◆ **Exercise description**: Locate every line that holds the string "Croix" and copy it.

▶

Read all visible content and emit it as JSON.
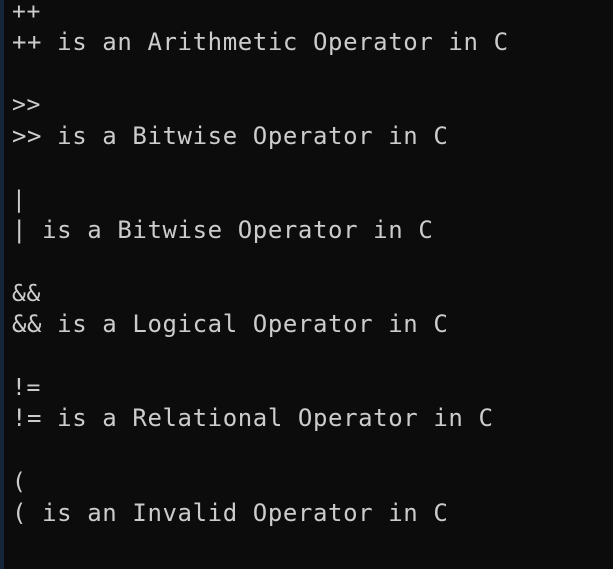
{
  "console": {
    "blocks": [
      {
        "input": "++",
        "output": "++ is an Arithmetic Operator in C"
      },
      {
        "input": ">>",
        "output": ">> is a Bitwise Operator in C"
      },
      {
        "input": "|",
        "output": "| is a Bitwise Operator in C"
      },
      {
        "input": "&&",
        "output": "&& is a Logical Operator in C"
      },
      {
        "input": "!=",
        "output": "!= is a Relational Operator in C"
      },
      {
        "input": "(",
        "output": "( is an Invalid Operator in C"
      }
    ]
  }
}
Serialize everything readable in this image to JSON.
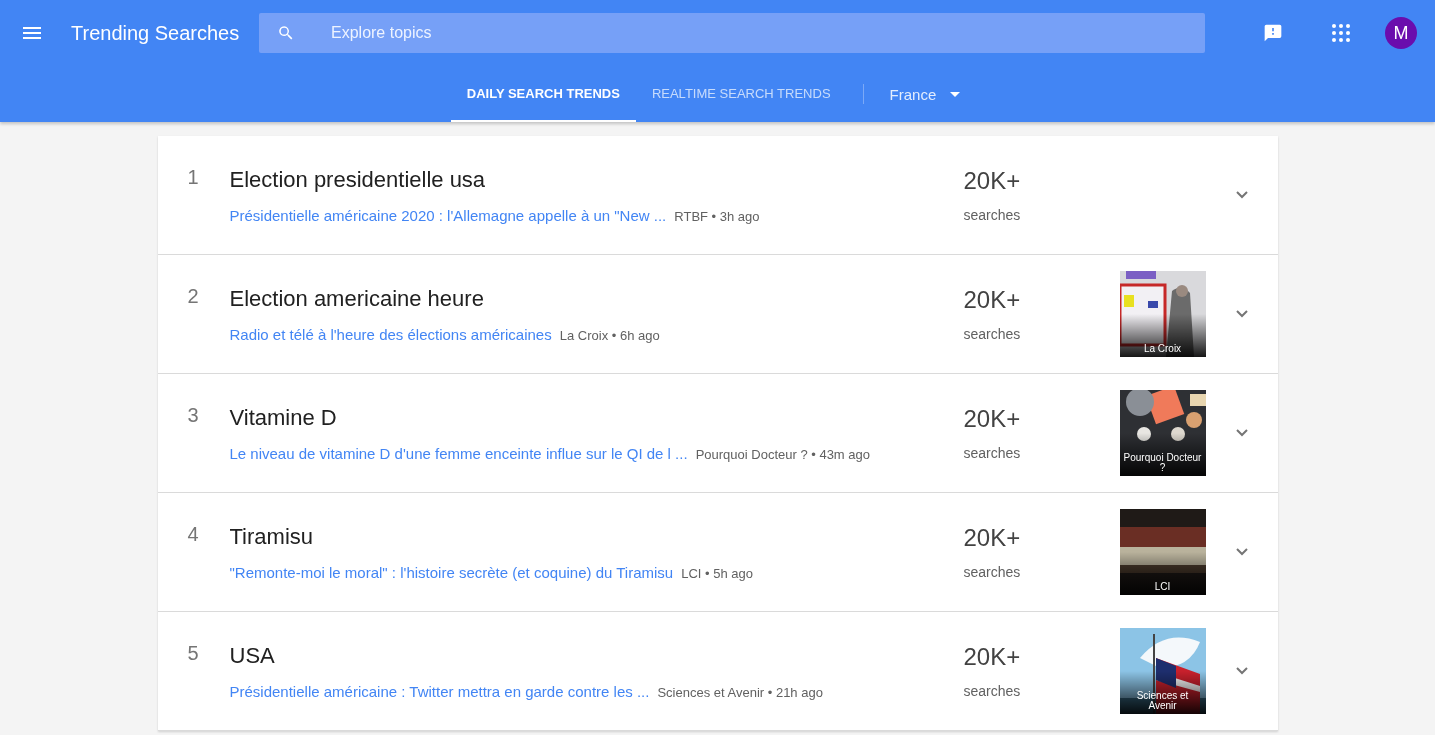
{
  "header": {
    "title": "Trending Searches",
    "search": {
      "placeholder": "Explore topics"
    },
    "avatar": "M"
  },
  "tabs": [
    {
      "label": "DAILY SEARCH TRENDS",
      "selected": true
    },
    {
      "label": "REALTIME SEARCH TRENDS",
      "selected": false
    }
  ],
  "country": "France",
  "trends": [
    {
      "rank": "1",
      "title": "Election presidentielle usa",
      "article": "Présidentielle américaine 2020 : l'Allemagne appelle à un \"New ...",
      "source": "RTBF • 3h ago",
      "count": "20K+",
      "count_label": "searches"
    },
    {
      "rank": "2",
      "title": "Election americaine heure",
      "article": "Radio et télé à l'heure des élections américaines",
      "source": "La Croix • 6h ago",
      "count": "20K+",
      "count_label": "searches",
      "thumbnail": {
        "kind": "picture",
        "caption": "La Croix"
      }
    },
    {
      "rank": "3",
      "title": "Vitamine D",
      "article": "Le niveau de vitamine D d'une femme enceinte influe sur le QI de l ...",
      "source": "Pourquoi Docteur ? • 43m ago",
      "count": "20K+",
      "count_label": "searches",
      "thumbnail": {
        "kind": "picture",
        "caption": "Pourquoi Docteur ?"
      }
    },
    {
      "rank": "4",
      "title": "Tiramisu",
      "article": "\"Remonte-moi le moral\" : l'histoire secrète (et coquine) du Tiramisu",
      "source": "LCI • 5h ago",
      "count": "20K+",
      "count_label": "searches",
      "thumbnail": {
        "kind": "picture",
        "caption": "LCI"
      }
    },
    {
      "rank": "5",
      "title": "USA",
      "article": "Présidentielle américaine : Twitter mettra en garde contre les ...",
      "source": "Sciences et Avenir • 21h ago",
      "count": "20K+",
      "count_label": "searches",
      "thumbnail": {
        "kind": "picture",
        "caption": "Sciences et Avenir"
      }
    }
  ]
}
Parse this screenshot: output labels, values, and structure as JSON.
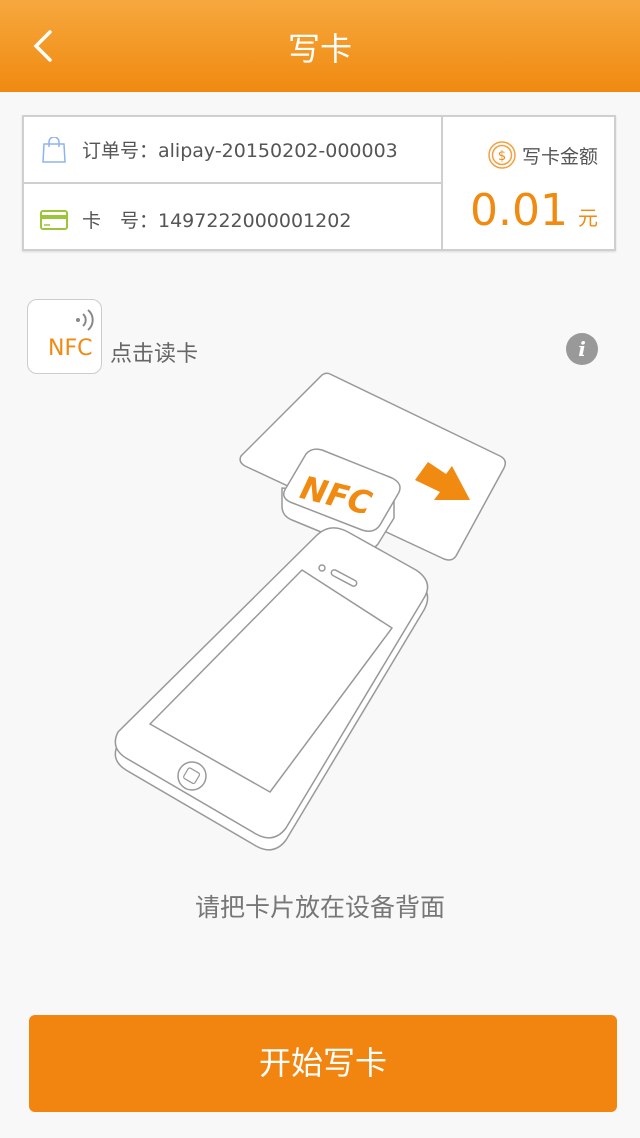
{
  "header": {
    "title": "写卡",
    "back_icon": "chevron-left-icon"
  },
  "order": {
    "label": "订单号：alipay-20150202-000003",
    "icon": "shopping-bag-icon"
  },
  "card": {
    "label": "卡　号：1497222000001202",
    "icon": "credit-card-icon"
  },
  "amount": {
    "label": "写卡金额",
    "value": "0.01",
    "unit": "元",
    "icon": "coin-icon",
    "accent": "#f08a10"
  },
  "nfc": {
    "badge": "NFC",
    "label": "点击读卡",
    "info": "i"
  },
  "illustration": {
    "nfc_text": "NFC"
  },
  "hint": "请把卡片放在设备背面",
  "button": {
    "label": "开始写卡",
    "color": "#f2850f"
  }
}
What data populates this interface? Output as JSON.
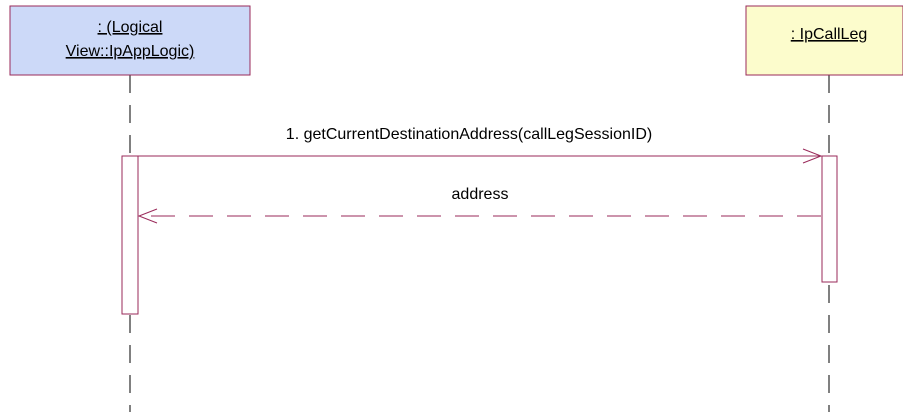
{
  "diagram": {
    "participants": [
      {
        "id": "app_logic",
        "label_lines": [
          ": (Logical",
          "View::IpAppLogic)"
        ],
        "fill": "#ccd9f8",
        "stroke": "#9a2a5a"
      },
      {
        "id": "call_leg",
        "label_lines": [
          ": IpCallLeg"
        ],
        "fill": "#fcfccc",
        "stroke": "#9a2a5a"
      }
    ],
    "messages": [
      {
        "label": "1. getCurrentDestinationAddress(callLegSessionID)",
        "kind": "call",
        "from": "app_logic",
        "to": "call_leg"
      },
      {
        "label": "address",
        "kind": "return",
        "from": "call_leg",
        "to": "app_logic"
      }
    ],
    "line_color": "#9a2a5a",
    "lifeline_color": "#000000"
  }
}
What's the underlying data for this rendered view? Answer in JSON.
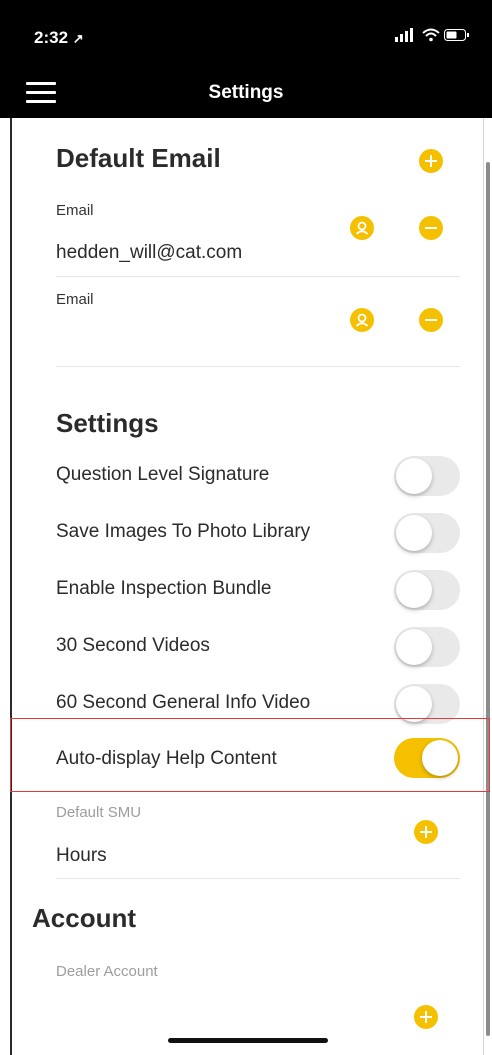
{
  "status_bar": {
    "time": "2:32",
    "location_arrow": "↗",
    "icons": "signal wifi battery"
  },
  "nav": {
    "title": "Settings",
    "menu_icon": "hamburger-menu-icon"
  },
  "default_email": {
    "title": "Default Email",
    "entries": [
      {
        "label": "Email",
        "value": "hedden_will@cat.com"
      },
      {
        "label": "Email",
        "value": ""
      }
    ]
  },
  "settings": {
    "title": "Settings",
    "toggles": [
      {
        "label": "Question Level Signature",
        "on": false
      },
      {
        "label": "Save Images To Photo Library",
        "on": false
      },
      {
        "label": "Enable Inspection Bundle",
        "on": false
      },
      {
        "label": "30 Second Videos",
        "on": false
      },
      {
        "label": "60 Second General Info Video",
        "on": false
      },
      {
        "label": "Auto-display Help Content",
        "on": true
      }
    ],
    "default_smu": {
      "label": "Default SMU",
      "value": "Hours"
    }
  },
  "account": {
    "title": "Account",
    "dealer_account": {
      "label": "Dealer Account",
      "value": ""
    }
  },
  "colors": {
    "accent": "#f4c000",
    "highlight_border": "#e53a3a",
    "navbar": "#000000"
  }
}
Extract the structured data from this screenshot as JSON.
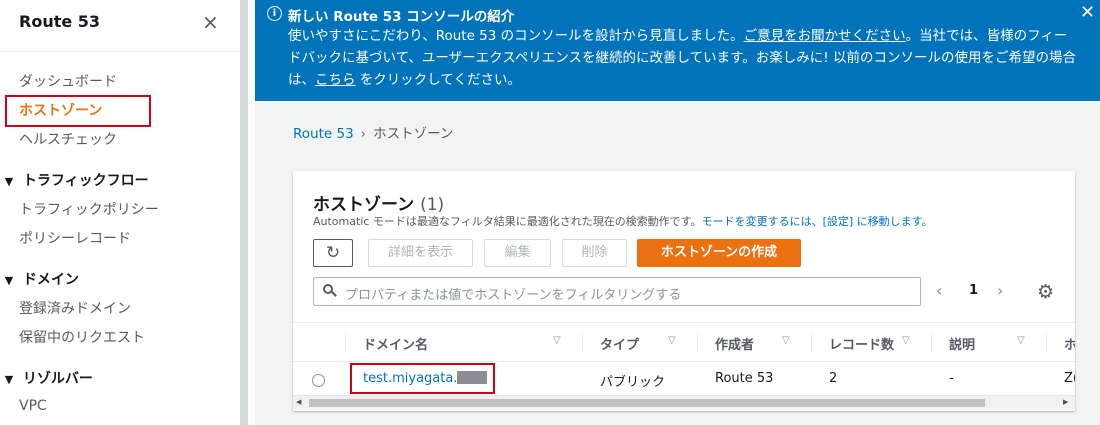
{
  "sidebar": {
    "title": "Route 53",
    "close_icon": "×",
    "items": [
      {
        "label": "ダッシュボード"
      },
      {
        "label": "ホストゾーン"
      },
      {
        "label": "ヘルスチェック"
      }
    ],
    "groups": [
      {
        "label": "トラフィックフロー",
        "items": [
          "トラフィックポリシー",
          "ポリシーレコード"
        ]
      },
      {
        "label": "ドメイン",
        "items": [
          "登録済みドメイン",
          "保留中のリクエスト"
        ]
      },
      {
        "label": "リゾルバー",
        "items": [
          "VPC"
        ]
      }
    ],
    "caret": "▼"
  },
  "flash": {
    "icon": "i",
    "title": "新しい Route 53 コンソールの紹介",
    "body_1": "使いやすさにこだわり、Route 53 のコンソールを設計から見直しました。",
    "feedback_link": "ご意見をお聞かせください",
    "body_2": "。当社では、皆様のフィードバックに基づいて、ユーザーエクスペリエンスを継続的に改善しています。お楽しみに! 以前のコンソールの使用をご希望の場合は、",
    "here_link": "こちら",
    "body_3": " をクリックしてください。",
    "close_icon": "✕"
  },
  "breadcrumb": {
    "root": "Route 53",
    "separator": "›",
    "current": "ホストゾーン"
  },
  "panel": {
    "title": "ホストゾーン",
    "count": "(1)",
    "desc_1": "Automatic モードは最適なフィルタ結果に最適化された現在の検索動作です。",
    "desc_link": "モードを変更するには、[設定] に移動します。",
    "buttons": {
      "refresh": "↻",
      "details": "詳細を表示",
      "edit": "編集",
      "delete": "削除",
      "create": "ホストゾーンの作成"
    },
    "filter_placeholder": "プロパティまたは値でホストゾーンをフィルタリングする",
    "pager": {
      "prev": "‹",
      "page": "1",
      "next": "›"
    },
    "settings_icon": "⚙"
  },
  "table": {
    "columns": [
      "ドメイン名",
      "タイプ",
      "作成者",
      "レコード数",
      "説明",
      "ホ"
    ],
    "sort_icon": "▽",
    "rows": [
      {
        "domain": "test.miyagata.",
        "type": "パブリック",
        "creator": "Route 53",
        "records": "2",
        "description": "-",
        "extra": "Z("
      }
    ]
  },
  "scrollbar": {
    "left": "◀",
    "right": "▶"
  }
}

◀

◆ **Answer**:
      "source": "La Croix • 6h ago",
        "caption": "La Croix"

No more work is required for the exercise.